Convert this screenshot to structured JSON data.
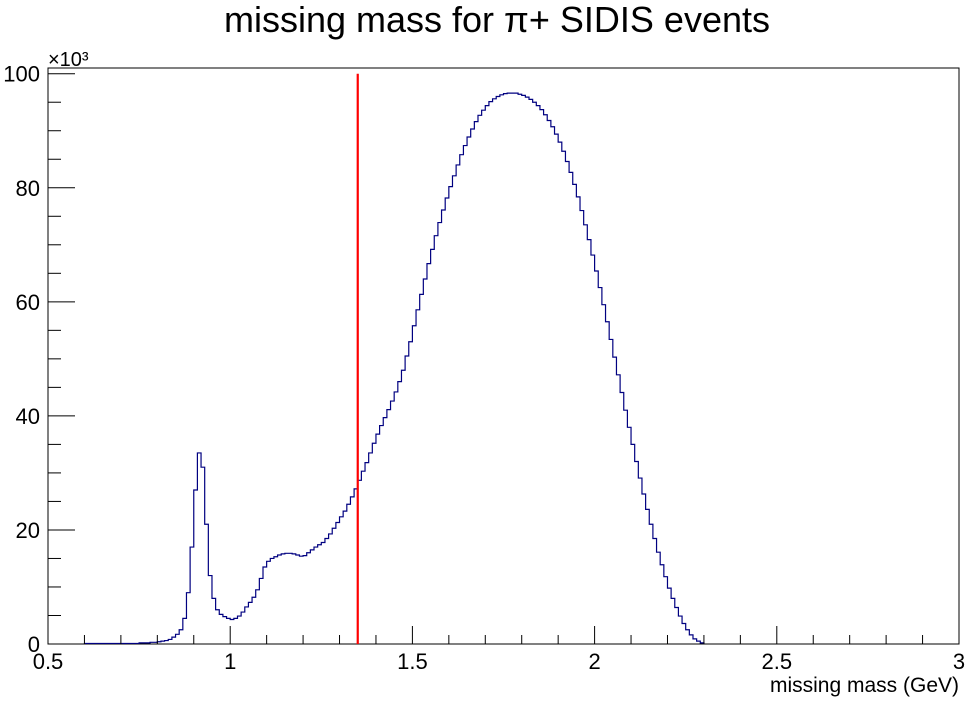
{
  "chart_data": {
    "type": "line",
    "title": "missing mass for π+ SIDIS events",
    "xlabel": "missing mass (GeV)",
    "ylabel": "",
    "xlim": [
      0.5,
      3.0
    ],
    "ylim": [
      0,
      101
    ],
    "y_multiplier_label": "×10³",
    "x_ticks": [
      0.5,
      1,
      1.5,
      2,
      2.5,
      3
    ],
    "x_tick_labels": [
      "0.5",
      "1",
      "1.5",
      "2",
      "2.5",
      "3"
    ],
    "y_ticks": [
      0,
      20,
      40,
      60,
      80,
      100
    ],
    "y_tick_labels": [
      "0",
      "20",
      "40",
      "60",
      "80",
      "100"
    ],
    "grid": false,
    "histogram_color": "#000080",
    "cut_line": {
      "x": 1.35,
      "y_top": 100,
      "color": "#ff0000"
    },
    "series": [
      {
        "bin_width": 0.01,
        "x_start": 0.6,
        "values": [
          0.1,
          0.1,
          0.1,
          0.1,
          0.1,
          0.1,
          0.1,
          0.1,
          0.1,
          0.1,
          0.1,
          0.1,
          0.1,
          0.1,
          0.1,
          0.2,
          0.2,
          0.2,
          0.3,
          0.3,
          0.4,
          0.5,
          0.6,
          0.8,
          1.2,
          1.7,
          2.5,
          4.5,
          9.0,
          17.0,
          27.0,
          33.5,
          31.0,
          21.0,
          12.0,
          8.0,
          6.0,
          5.2,
          4.8,
          4.5,
          4.3,
          4.5,
          4.9,
          5.6,
          6.5,
          7.3,
          8.2,
          9.5,
          11.5,
          13.5,
          14.5,
          15.0,
          15.3,
          15.6,
          15.8,
          15.9,
          15.9,
          15.8,
          15.6,
          15.4,
          15.5,
          16.0,
          16.5,
          17.0,
          17.4,
          17.8,
          18.5,
          19.3,
          20.3,
          21.3,
          22.3,
          23.3,
          24.5,
          25.8,
          27.2,
          28.7,
          30.3,
          31.8,
          33.5,
          35.2,
          36.8,
          38.3,
          39.7,
          41.1,
          42.6,
          44.2,
          46.0,
          48.0,
          50.5,
          53.0,
          55.8,
          58.6,
          61.3,
          64.0,
          66.7,
          69.2,
          71.6,
          73.9,
          76.1,
          78.2,
          80.2,
          82.1,
          84.0,
          85.8,
          87.4,
          88.9,
          90.3,
          91.6,
          92.7,
          93.6,
          94.4,
          95.1,
          95.6,
          96.0,
          96.3,
          96.5,
          96.6,
          96.6,
          96.6,
          96.4,
          96.2,
          95.9,
          95.5,
          95.0,
          94.4,
          93.7,
          92.8,
          91.8,
          90.7,
          89.4,
          88.0,
          86.4,
          84.6,
          82.7,
          80.6,
          78.4,
          76.0,
          73.5,
          70.9,
          68.2,
          65.4,
          62.5,
          59.5,
          56.5,
          53.4,
          50.3,
          47.2,
          44.1,
          41.0,
          38.0,
          35.0,
          32.0,
          29.1,
          26.3,
          23.6,
          21.0,
          18.5,
          16.1,
          13.9,
          11.8,
          9.8,
          8.0,
          6.4,
          4.9,
          3.6,
          2.5,
          1.6,
          0.9,
          0.5,
          0.2
        ]
      }
    ]
  }
}
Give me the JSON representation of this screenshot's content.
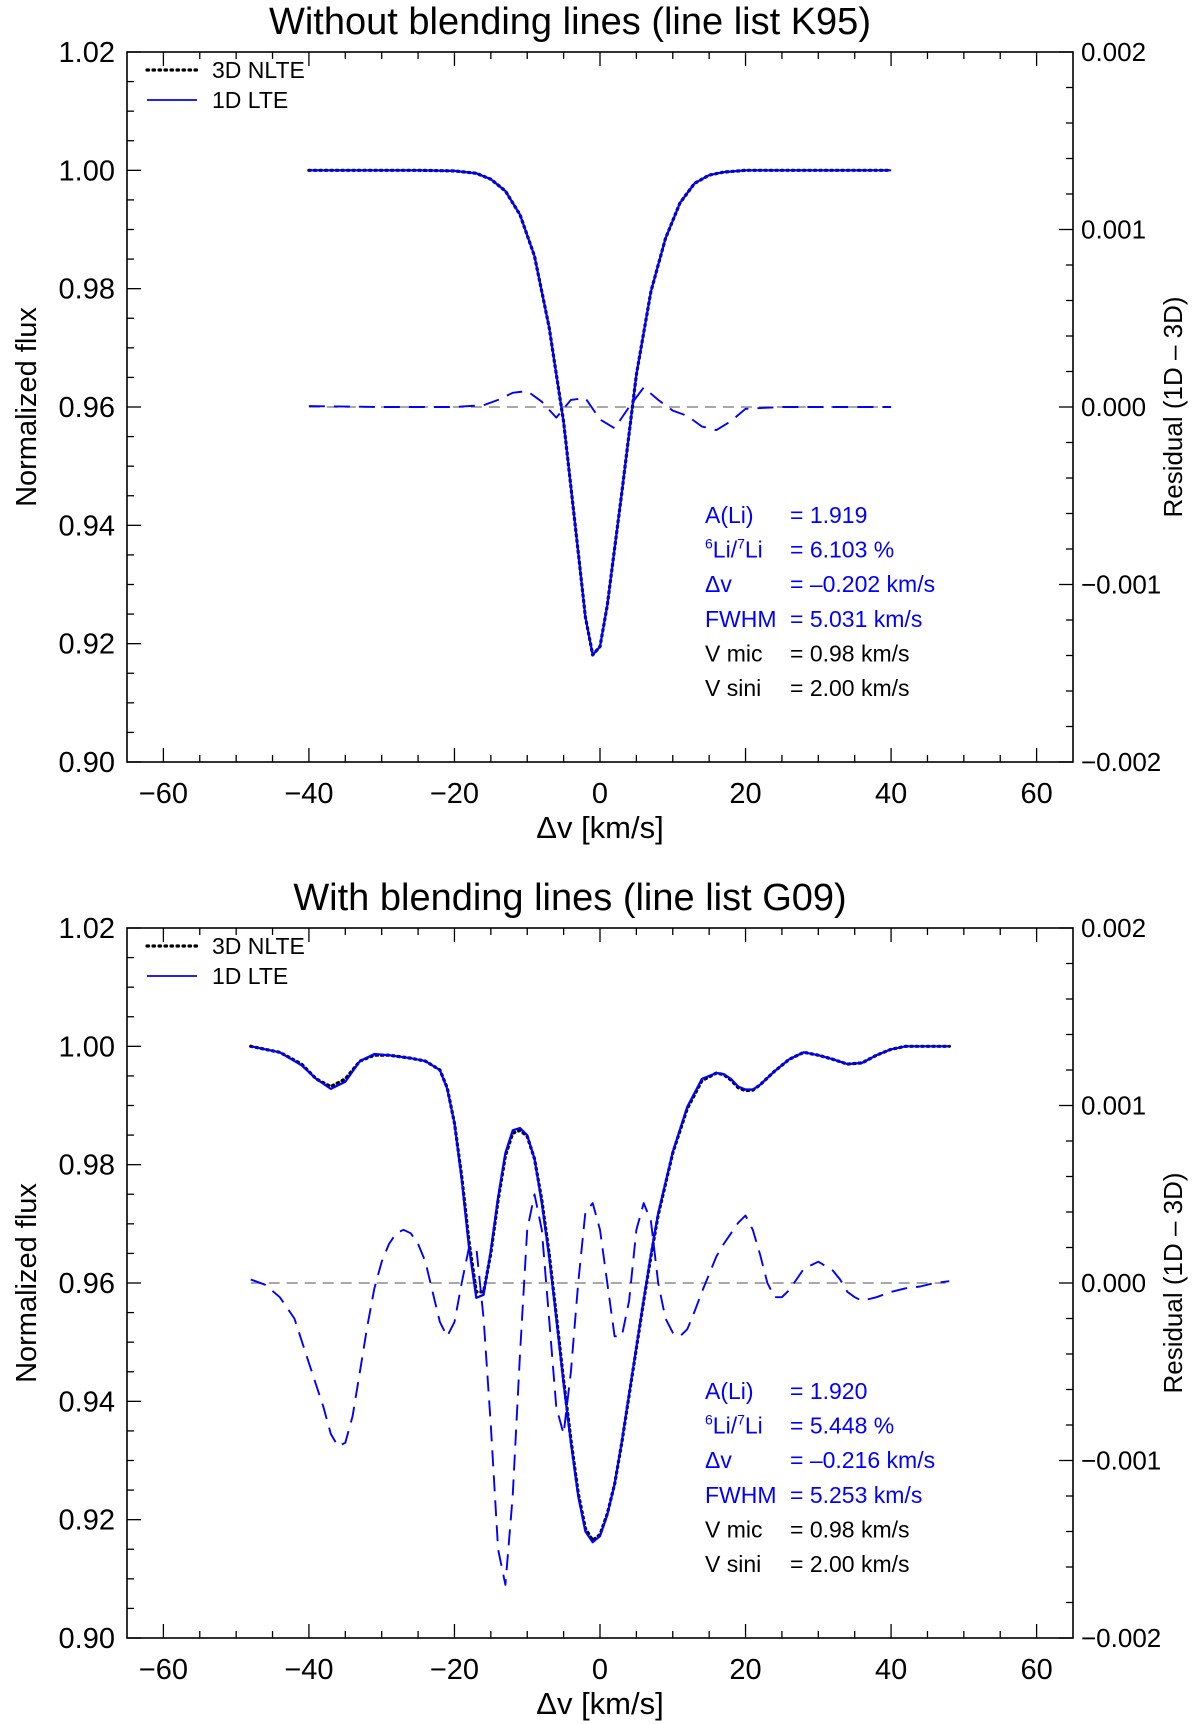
{
  "chart_data": [
    {
      "type": "line",
      "title": "Without blending lines (line list K95)",
      "xlabel": "Δv [km/s]",
      "ylabel": "Normalized flux",
      "y2label": "Residual (1D – 3D)",
      "xlim": [
        -65,
        65
      ],
      "ylim": [
        0.9,
        1.02
      ],
      "y2lim": [
        -0.002,
        0.002
      ],
      "xticks": [
        -60,
        -40,
        -20,
        0,
        20,
        40,
        60
      ],
      "xticklabels": [
        "−60",
        "−40",
        "−20",
        "0",
        "20",
        "40",
        "60"
      ],
      "yticks": [
        0.9,
        0.92,
        0.94,
        0.96,
        0.98,
        1.0,
        1.02
      ],
      "yticklabels": [
        "0.90",
        "0.92",
        "0.94",
        "0.96",
        "0.98",
        "1.00",
        "1.02"
      ],
      "y2ticks": [
        -0.002,
        -0.001,
        0.0,
        0.001,
        0.002
      ],
      "y2ticklabels": [
        "−0.002",
        "−0.001",
        "0.000",
        "0.001",
        "0.002"
      ],
      "legend": [
        {
          "label": "3D NLTE",
          "color": "#000000",
          "style": "dotted"
        },
        {
          "label": "1D LTE",
          "color": "#0000ff",
          "style": "solid"
        }
      ],
      "annotations": [
        {
          "label": "A(Li)",
          "value": "= 1.919",
          "color": "#0000ff"
        },
        {
          "sup": "6",
          "label_a": "Li/",
          "sup2": "7",
          "label_b": "Li",
          "value": "= 6.103 %",
          "color": "#0000ff"
        },
        {
          "label": "Δv",
          "value": "= –0.202 km/s",
          "color": "#0000ff"
        },
        {
          "label": "FWHM",
          "value": "= 5.031 km/s",
          "color": "#0000ff"
        },
        {
          "label": "V mic",
          "value": "= 0.98 km/s",
          "color": "#000000"
        },
        {
          "label": "V sini",
          "value": "= 2.00 km/s",
          "color": "#000000"
        }
      ],
      "series": [
        {
          "name": "3D NLTE",
          "color": "#000000",
          "x": [
            -40,
            -35,
            -30,
            -25,
            -20,
            -17,
            -15,
            -13,
            -11,
            -9,
            -7,
            -5,
            -3,
            -2,
            -1,
            0,
            1,
            3,
            5,
            7,
            9,
            11,
            13,
            15,
            17,
            20,
            25,
            30,
            35,
            40
          ],
          "y": [
            1.0,
            1.0,
            1.0,
            1.0,
            0.9999,
            0.9995,
            0.9985,
            0.9965,
            0.9925,
            0.9855,
            0.9735,
            0.9575,
            0.9355,
            0.9245,
            0.9181,
            0.9195,
            0.9265,
            0.9455,
            0.9655,
            0.9795,
            0.9885,
            0.9945,
            0.9978,
            0.9992,
            0.9997,
            1.0,
            1.0,
            1.0,
            1.0,
            1.0
          ]
        },
        {
          "name": "1D LTE",
          "color": "#0000ff",
          "x": [
            -40,
            -35,
            -30,
            -25,
            -20,
            -17,
            -15,
            -13,
            -11,
            -9,
            -7,
            -5,
            -3,
            -2,
            -1,
            0,
            1,
            3,
            5,
            7,
            9,
            11,
            13,
            15,
            17,
            20,
            25,
            30,
            35,
            40
          ],
          "y": [
            1.0,
            1.0,
            1.0,
            1.0,
            0.9999,
            0.9995,
            0.9985,
            0.9965,
            0.9925,
            0.9855,
            0.9735,
            0.9575,
            0.9355,
            0.9245,
            0.9181,
            0.9195,
            0.9265,
            0.9455,
            0.9655,
            0.9795,
            0.9885,
            0.9945,
            0.9978,
            0.9992,
            0.9997,
            1.0,
            1.0,
            1.0,
            1.0,
            1.0
          ]
        },
        {
          "name": "Residual (1D – 3D)",
          "color": "#0000ff",
          "axis": "y2",
          "x": [
            -40,
            -30,
            -20,
            -16,
            -14,
            -12,
            -10,
            -8,
            -6,
            -4,
            -2,
            0,
            2,
            4,
            6,
            8,
            10,
            12,
            14,
            16,
            18,
            20,
            25,
            30,
            35,
            40
          ],
          "y": [
            5e-06,
            0.0,
            0.0,
            1e-05,
            4e-05,
            8e-05,
            9e-05,
            3e-05,
            -6e-05,
            4e-05,
            5e-05,
            -7e-05,
            -0.00012,
            0.0,
            0.00011,
            4e-05,
            -2e-05,
            -5e-05,
            -0.00011,
            -0.00013,
            -8e-05,
            -1e-05,
            0.0,
            0.0,
            0.0,
            0.0
          ]
        }
      ]
    },
    {
      "type": "line",
      "title": "With blending lines (line list G09)",
      "xlabel": "Δv [km/s]",
      "ylabel": "Normalized flux",
      "y2label": "Residual (1D – 3D)",
      "xlim": [
        -65,
        65
      ],
      "ylim": [
        0.9,
        1.02
      ],
      "y2lim": [
        -0.002,
        0.002
      ],
      "xticks": [
        -60,
        -40,
        -20,
        0,
        20,
        40,
        60
      ],
      "xticklabels": [
        "−60",
        "−40",
        "−20",
        "0",
        "20",
        "40",
        "60"
      ],
      "yticks": [
        0.9,
        0.92,
        0.94,
        0.96,
        0.98,
        1.0,
        1.02
      ],
      "yticklabels": [
        "0.90",
        "0.92",
        "0.94",
        "0.96",
        "0.98",
        "1.00",
        "1.02"
      ],
      "y2ticks": [
        -0.002,
        -0.001,
        0.0,
        0.001,
        0.002
      ],
      "y2ticklabels": [
        "−0.002",
        "−0.001",
        "0.000",
        "0.001",
        "0.002"
      ],
      "legend": [
        {
          "label": "3D NLTE",
          "color": "#000000",
          "style": "dotted"
        },
        {
          "label": "1D LTE",
          "color": "#0000ff",
          "style": "solid"
        }
      ],
      "annotations": [
        {
          "label": "A(Li)",
          "value": "= 1.920",
          "color": "#0000ff"
        },
        {
          "sup": "6",
          "label_a": "Li/",
          "sup2": "7",
          "label_b": "Li",
          "value": "= 5.448 %",
          "color": "#0000ff"
        },
        {
          "label": "Δv",
          "value": "= –0.216 km/s",
          "color": "#0000ff"
        },
        {
          "label": "FWHM",
          "value": "= 5.253 km/s",
          "color": "#0000ff"
        },
        {
          "label": "V mic",
          "value": "= 0.98 km/s",
          "color": "#000000"
        },
        {
          "label": "V sini",
          "value": "= 2.00 km/s",
          "color": "#000000"
        }
      ],
      "series": [
        {
          "name": "3D NLTE",
          "color": "#000000",
          "x": [
            -48,
            -44,
            -41,
            -39,
            -37,
            -35,
            -33,
            -31,
            -29,
            -26,
            -24,
            -22,
            -21,
            -20,
            -19,
            -18,
            -17,
            -16,
            -15,
            -14,
            -13,
            -12,
            -11,
            -10,
            -9,
            -8,
            -7,
            -6,
            -5,
            -4,
            -3,
            -2,
            -1,
            0,
            1,
            2,
            3,
            4,
            5,
            6,
            7,
            8,
            10,
            12,
            14,
            16,
            17,
            18,
            19,
            20,
            21,
            22,
            24,
            26,
            28,
            30,
            32,
            34,
            36,
            38,
            40,
            42,
            44,
            46,
            48
          ],
          "y": [
            1.0,
            0.999,
            0.997,
            0.9945,
            0.9932,
            0.9945,
            0.9975,
            0.9985,
            0.9985,
            0.998,
            0.9975,
            0.996,
            0.993,
            0.987,
            0.978,
            0.967,
            0.9585,
            0.9585,
            0.965,
            0.974,
            0.9815,
            0.9853,
            0.9858,
            0.9848,
            0.981,
            0.974,
            0.965,
            0.9545,
            0.9435,
            0.9335,
            0.9245,
            0.9185,
            0.9165,
            0.9175,
            0.921,
            0.926,
            0.933,
            0.941,
            0.949,
            0.957,
            0.9645,
            0.9715,
            0.982,
            0.9895,
            0.9942,
            0.9955,
            0.9952,
            0.9943,
            0.993,
            0.9925,
            0.9926,
            0.9935,
            0.9958,
            0.9978,
            0.999,
            0.9985,
            0.9978,
            0.997,
            0.9972,
            0.9985,
            0.9995,
            1.0,
            1.0,
            1.0,
            1.0
          ]
        },
        {
          "name": "1D LTE",
          "color": "#0000ff",
          "x": [
            -48,
            -44,
            -41,
            -39,
            -37,
            -35,
            -33,
            -31,
            -29,
            -26,
            -24,
            -22,
            -21,
            -20,
            -19,
            -18,
            -17,
            -16,
            -15,
            -14,
            -13,
            -12,
            -11,
            -10,
            -9,
            -8,
            -7,
            -6,
            -5,
            -4,
            -3,
            -2,
            -1,
            0,
            1,
            2,
            3,
            4,
            5,
            6,
            7,
            8,
            10,
            12,
            14,
            16,
            17,
            18,
            19,
            20,
            21,
            22,
            24,
            26,
            28,
            30,
            32,
            34,
            36,
            38,
            40,
            42,
            44,
            46,
            48
          ],
          "y": [
            1.0,
            0.999,
            0.9968,
            0.9945,
            0.9928,
            0.994,
            0.9975,
            0.9987,
            0.9985,
            0.998,
            0.9975,
            0.996,
            0.9928,
            0.987,
            0.9775,
            0.966,
            0.9575,
            0.958,
            0.9655,
            0.9745,
            0.982,
            0.9858,
            0.9862,
            0.985,
            0.981,
            0.9735,
            0.9645,
            0.954,
            0.943,
            0.933,
            0.924,
            0.918,
            0.9162,
            0.9172,
            0.9208,
            0.926,
            0.9332,
            0.9412,
            0.9492,
            0.9572,
            0.9648,
            0.9718,
            0.9822,
            0.9898,
            0.9945,
            0.9955,
            0.9953,
            0.9945,
            0.9932,
            0.9927,
            0.9927,
            0.9935,
            0.9958,
            0.9978,
            0.999,
            0.9985,
            0.9978,
            0.997,
            0.9972,
            0.9985,
            0.9995,
            1.0,
            1.0,
            1.0,
            1.0
          ]
        },
        {
          "name": "Residual (1D – 3D)",
          "color": "#0000ff",
          "axis": "y2",
          "x": [
            -48,
            -46,
            -44,
            -42,
            -40,
            -38,
            -37,
            -36,
            -35,
            -34,
            -33,
            -32,
            -31,
            -30,
            -29,
            -28,
            -27,
            -26,
            -25,
            -24,
            -23,
            -22,
            -21,
            -20,
            -19,
            -18,
            -17,
            -16,
            -15,
            -14,
            -13,
            -12,
            -11,
            -10,
            -9,
            -8,
            -7,
            -6,
            -5,
            -4,
            -3,
            -2,
            -1,
            0,
            1,
            2,
            3,
            4,
            5,
            6,
            7,
            8,
            9,
            10,
            11,
            12,
            13,
            14,
            15,
            16,
            17,
            18,
            19,
            20,
            21,
            22,
            23,
            24,
            25,
            26,
            28,
            30,
            32,
            33,
            34,
            35,
            36,
            38,
            40,
            42,
            44,
            46,
            48
          ],
          "y": [
            2e-05,
            -1e-05,
            -8e-05,
            -0.0002,
            -0.00045,
            -0.0007,
            -0.00085,
            -0.00092,
            -0.0009,
            -0.00075,
            -0.0005,
            -0.00025,
            -3e-05,
            0.00012,
            0.00022,
            0.00028,
            0.0003,
            0.00028,
            0.00022,
            0.00012,
            -5e-05,
            -0.00022,
            -0.0003,
            -0.00022,
            0.0,
            0.0002,
            0.0002,
            -0.0002,
            -0.0008,
            -0.0015,
            -0.0017,
            -0.0012,
            -0.0004,
            0.0003,
            0.0005,
            0.0003,
            -0.0002,
            -0.0007,
            -0.00085,
            -0.0005,
            0.0,
            0.0004,
            0.00045,
            0.0003,
            0.0,
            -0.0003,
            -0.0003,
            -0.0001,
            0.0003,
            0.00045,
            0.00035,
            0.0,
            -0.0002,
            -0.00028,
            -0.0003,
            -0.00026,
            -0.00016,
            -5e-05,
            5e-05,
            0.00015,
            0.00022,
            0.00028,
            0.00034,
            0.00038,
            0.0003,
            0.00016,
            0.0,
            -8e-05,
            -8e-05,
            -4e-05,
            8e-05,
            0.00012,
            7e-05,
            2e-05,
            -5e-05,
            -8e-05,
            -0.0001,
            -8e-05,
            -5e-05,
            -3e-05,
            -2e-05,
            0.0,
            1e-05
          ]
        }
      ]
    }
  ]
}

§

◆ Brief
Copy each line in the data that holds the word "list".

◆ Answer to the task
      "title": "Without blending lines (line list K95)",
      "title": "With blending lines (line list G09)",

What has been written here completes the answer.